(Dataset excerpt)
=======

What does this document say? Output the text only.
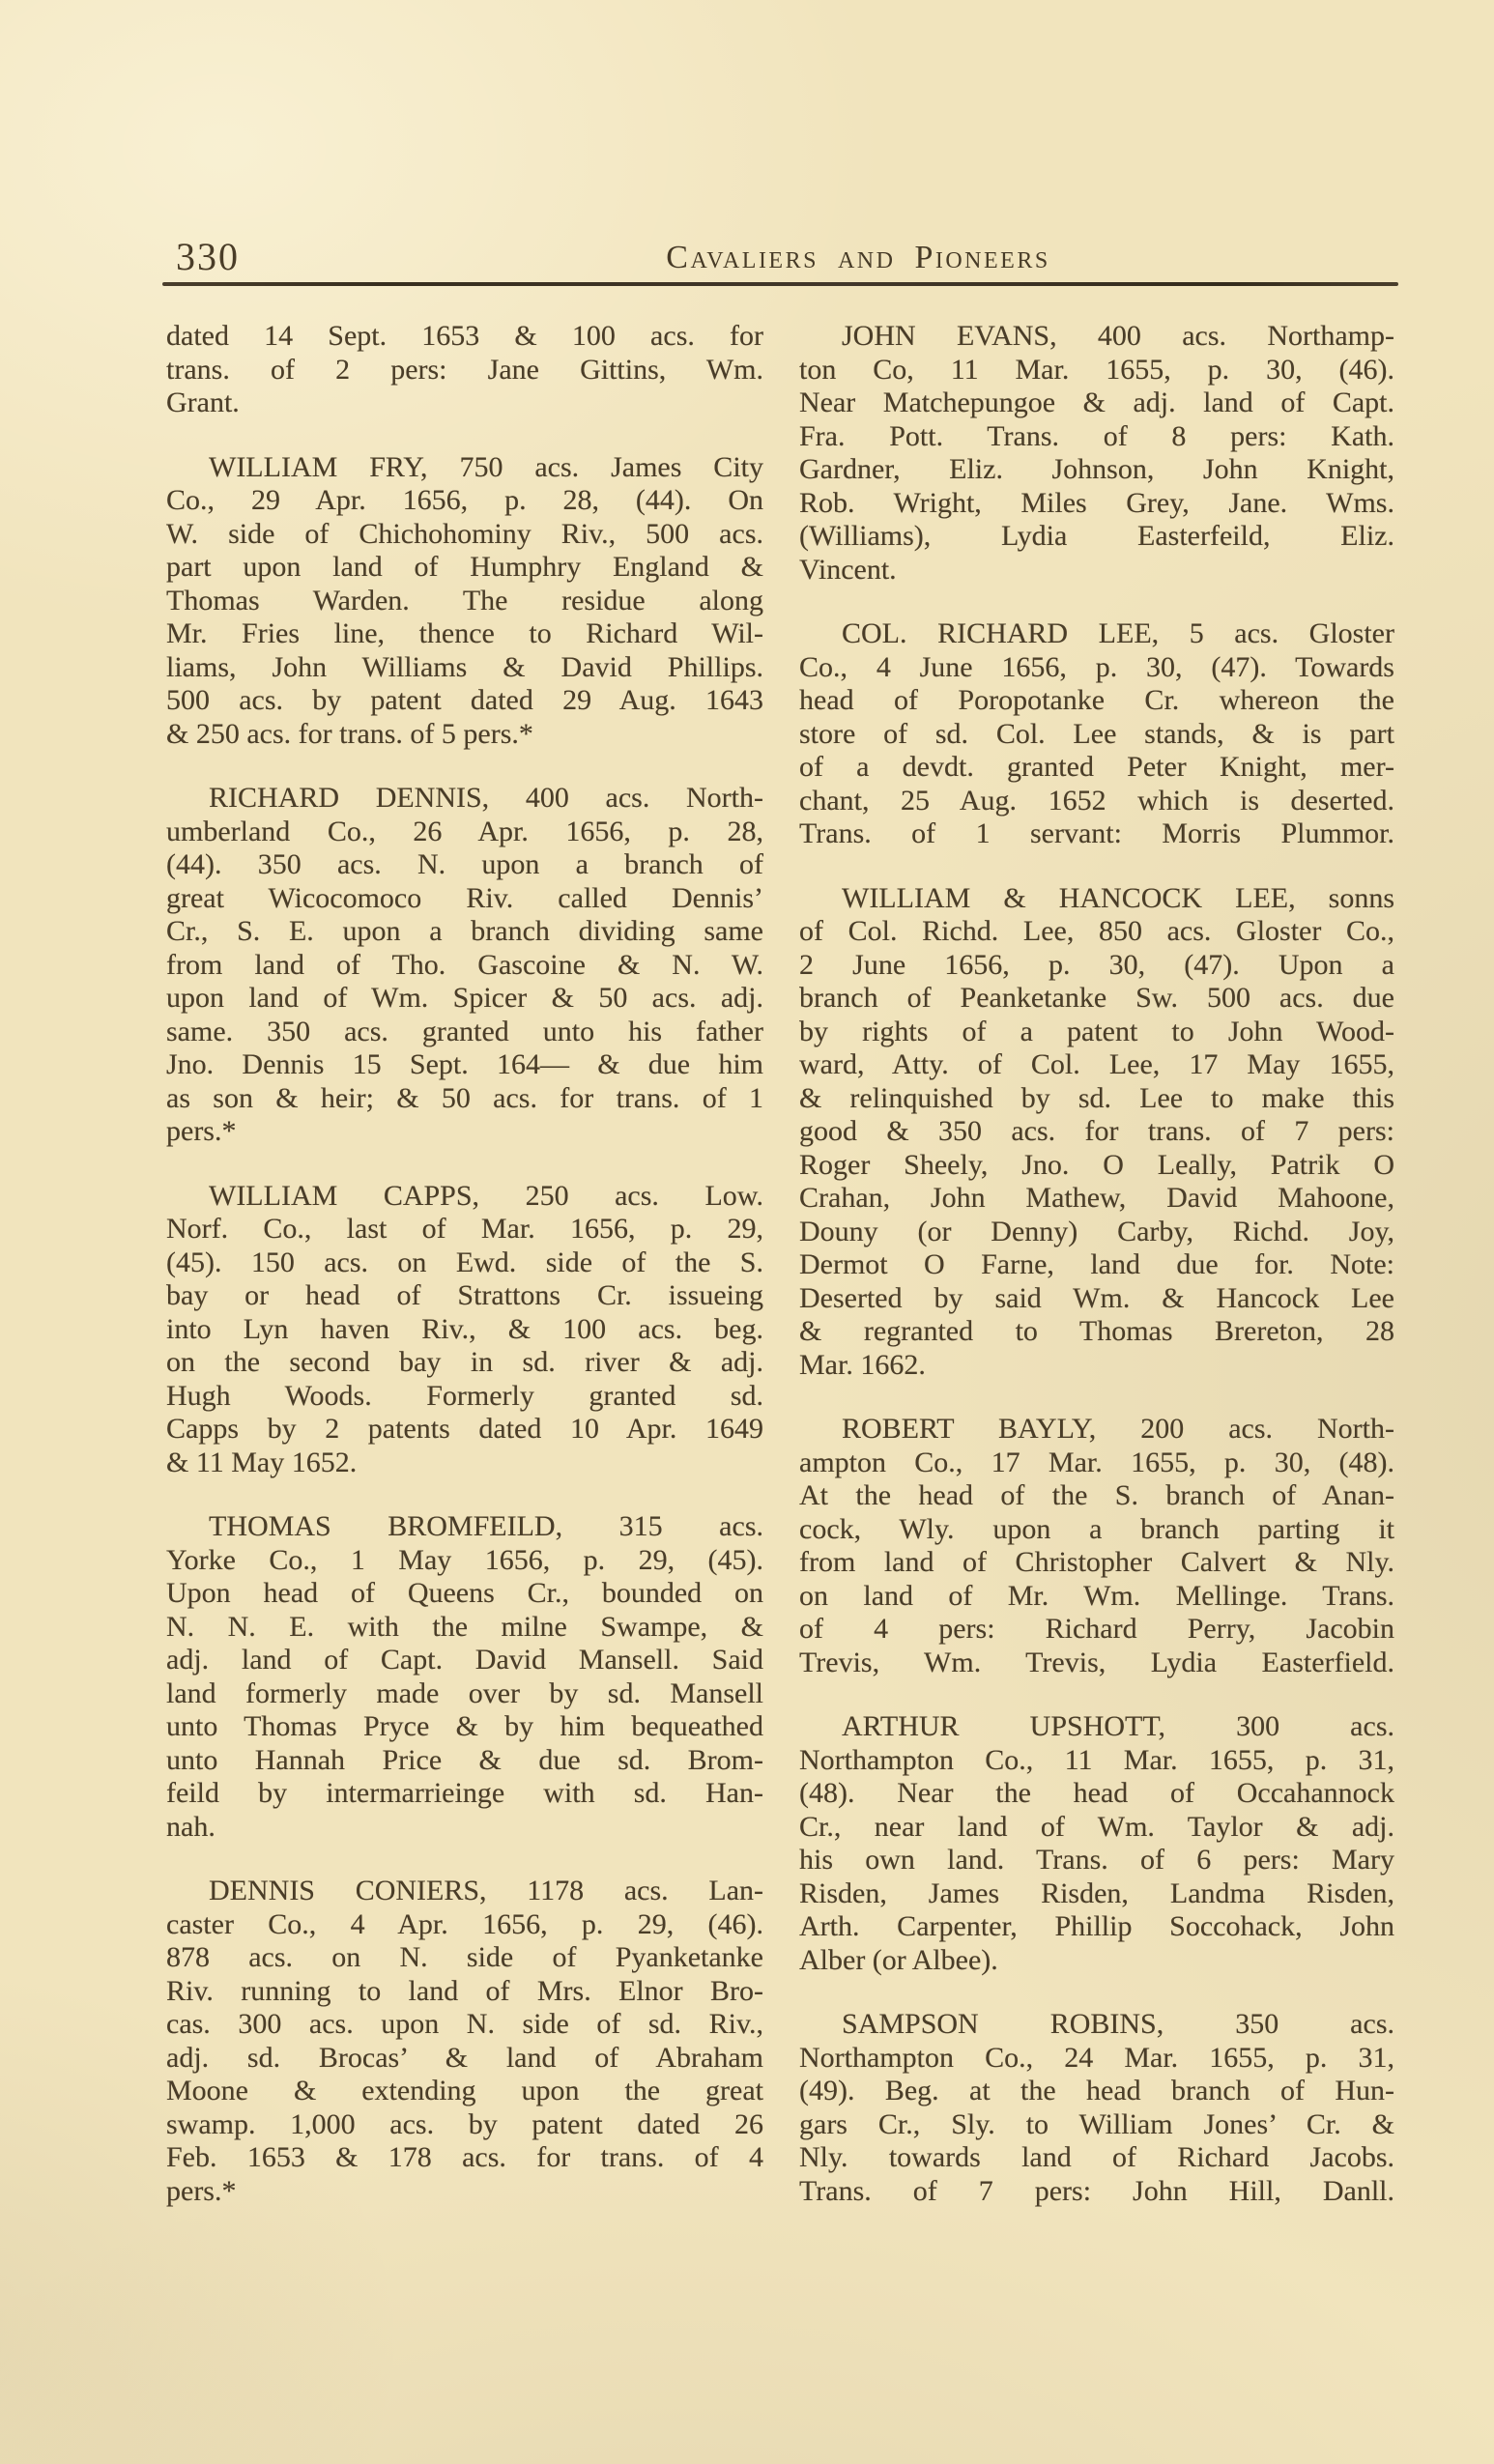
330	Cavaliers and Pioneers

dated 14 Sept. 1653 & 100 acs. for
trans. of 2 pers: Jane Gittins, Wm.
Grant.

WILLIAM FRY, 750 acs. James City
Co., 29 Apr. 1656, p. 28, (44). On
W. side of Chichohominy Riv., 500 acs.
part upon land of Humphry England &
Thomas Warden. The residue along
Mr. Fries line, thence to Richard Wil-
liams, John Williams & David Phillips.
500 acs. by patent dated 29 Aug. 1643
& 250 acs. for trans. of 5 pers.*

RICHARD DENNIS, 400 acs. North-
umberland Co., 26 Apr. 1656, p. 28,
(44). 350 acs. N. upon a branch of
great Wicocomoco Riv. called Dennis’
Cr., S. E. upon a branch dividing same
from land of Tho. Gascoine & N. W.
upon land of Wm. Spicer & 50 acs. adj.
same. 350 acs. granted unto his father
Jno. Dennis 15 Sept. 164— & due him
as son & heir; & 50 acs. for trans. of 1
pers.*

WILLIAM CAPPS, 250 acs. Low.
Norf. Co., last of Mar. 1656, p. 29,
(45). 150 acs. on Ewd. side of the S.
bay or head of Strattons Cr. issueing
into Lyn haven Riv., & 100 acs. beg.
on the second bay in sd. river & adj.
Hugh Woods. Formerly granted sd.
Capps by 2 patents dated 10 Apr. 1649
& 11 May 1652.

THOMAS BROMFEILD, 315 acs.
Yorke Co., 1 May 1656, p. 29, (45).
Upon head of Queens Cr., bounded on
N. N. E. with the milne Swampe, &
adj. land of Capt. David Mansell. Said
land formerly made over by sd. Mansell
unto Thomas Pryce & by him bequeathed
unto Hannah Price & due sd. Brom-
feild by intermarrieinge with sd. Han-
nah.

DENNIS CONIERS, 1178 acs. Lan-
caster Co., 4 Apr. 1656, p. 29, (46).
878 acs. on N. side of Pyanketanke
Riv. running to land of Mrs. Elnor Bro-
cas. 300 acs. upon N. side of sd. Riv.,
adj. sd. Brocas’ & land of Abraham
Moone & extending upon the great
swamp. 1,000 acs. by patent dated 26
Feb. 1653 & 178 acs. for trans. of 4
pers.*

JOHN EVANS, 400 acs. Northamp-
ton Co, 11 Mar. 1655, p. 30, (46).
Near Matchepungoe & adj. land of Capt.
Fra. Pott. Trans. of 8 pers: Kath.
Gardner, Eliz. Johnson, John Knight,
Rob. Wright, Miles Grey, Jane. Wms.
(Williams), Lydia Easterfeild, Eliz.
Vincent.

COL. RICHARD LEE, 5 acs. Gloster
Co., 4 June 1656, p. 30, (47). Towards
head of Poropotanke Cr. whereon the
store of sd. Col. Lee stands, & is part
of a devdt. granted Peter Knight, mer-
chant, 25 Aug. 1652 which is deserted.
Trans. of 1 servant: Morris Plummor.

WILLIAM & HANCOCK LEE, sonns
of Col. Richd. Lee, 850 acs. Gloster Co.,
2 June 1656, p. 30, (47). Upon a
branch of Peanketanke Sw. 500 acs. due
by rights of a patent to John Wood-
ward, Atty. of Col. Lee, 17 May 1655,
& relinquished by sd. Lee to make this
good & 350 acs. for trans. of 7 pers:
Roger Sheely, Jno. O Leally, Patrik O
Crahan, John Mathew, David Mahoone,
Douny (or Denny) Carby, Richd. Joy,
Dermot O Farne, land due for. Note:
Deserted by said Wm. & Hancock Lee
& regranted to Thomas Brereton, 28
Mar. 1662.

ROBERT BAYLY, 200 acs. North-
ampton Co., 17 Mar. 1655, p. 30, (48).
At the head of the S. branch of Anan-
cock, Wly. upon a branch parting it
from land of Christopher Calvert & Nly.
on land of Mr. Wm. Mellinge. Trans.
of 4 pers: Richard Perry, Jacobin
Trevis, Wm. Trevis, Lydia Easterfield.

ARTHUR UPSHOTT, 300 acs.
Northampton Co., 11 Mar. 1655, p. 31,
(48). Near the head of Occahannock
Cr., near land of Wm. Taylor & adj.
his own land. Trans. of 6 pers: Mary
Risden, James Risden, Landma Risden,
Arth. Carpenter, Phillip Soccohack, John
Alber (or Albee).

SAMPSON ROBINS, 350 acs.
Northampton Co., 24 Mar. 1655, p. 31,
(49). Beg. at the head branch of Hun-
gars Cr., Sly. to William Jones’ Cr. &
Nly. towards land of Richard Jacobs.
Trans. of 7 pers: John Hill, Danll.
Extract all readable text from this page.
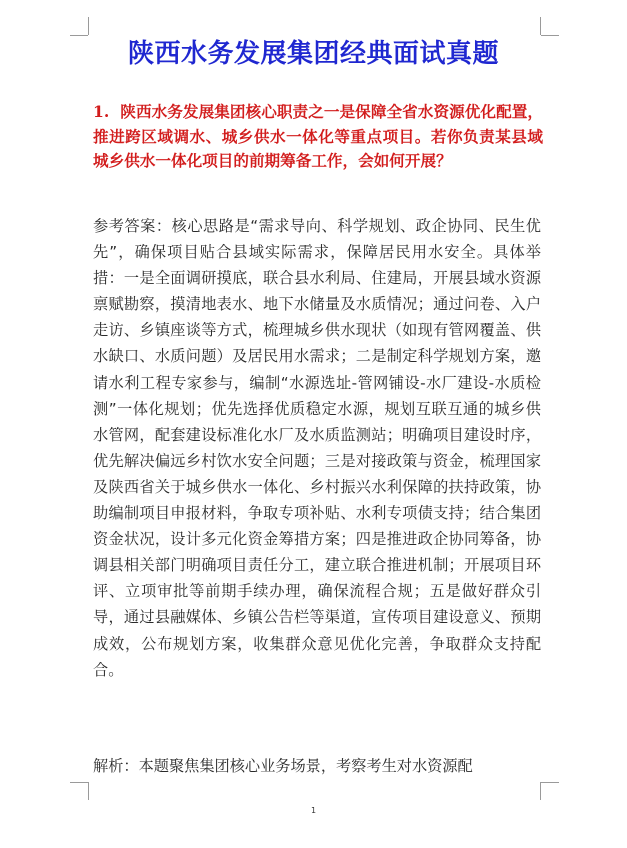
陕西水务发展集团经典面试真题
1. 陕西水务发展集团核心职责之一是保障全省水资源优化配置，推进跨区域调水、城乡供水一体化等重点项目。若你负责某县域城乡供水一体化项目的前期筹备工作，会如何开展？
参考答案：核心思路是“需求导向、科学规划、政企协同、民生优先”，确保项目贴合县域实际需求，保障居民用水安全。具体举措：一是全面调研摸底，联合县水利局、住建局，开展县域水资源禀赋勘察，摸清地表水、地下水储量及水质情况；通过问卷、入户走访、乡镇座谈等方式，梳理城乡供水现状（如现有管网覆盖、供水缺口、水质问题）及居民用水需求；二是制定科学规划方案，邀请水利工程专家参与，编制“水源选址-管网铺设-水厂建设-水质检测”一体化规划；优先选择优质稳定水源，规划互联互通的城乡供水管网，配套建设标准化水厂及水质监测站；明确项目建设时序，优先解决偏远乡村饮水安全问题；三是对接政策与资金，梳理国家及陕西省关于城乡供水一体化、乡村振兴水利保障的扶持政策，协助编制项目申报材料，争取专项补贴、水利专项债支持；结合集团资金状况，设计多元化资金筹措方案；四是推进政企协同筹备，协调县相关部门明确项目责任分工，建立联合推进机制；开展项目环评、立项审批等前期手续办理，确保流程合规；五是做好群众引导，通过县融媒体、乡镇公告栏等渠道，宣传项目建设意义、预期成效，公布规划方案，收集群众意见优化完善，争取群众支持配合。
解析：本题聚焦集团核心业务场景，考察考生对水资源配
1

=======

* _Task objective_
Exactly how many lines of the material contain the word "unto"? Write the number alone.

* _Solution to this exercise_
3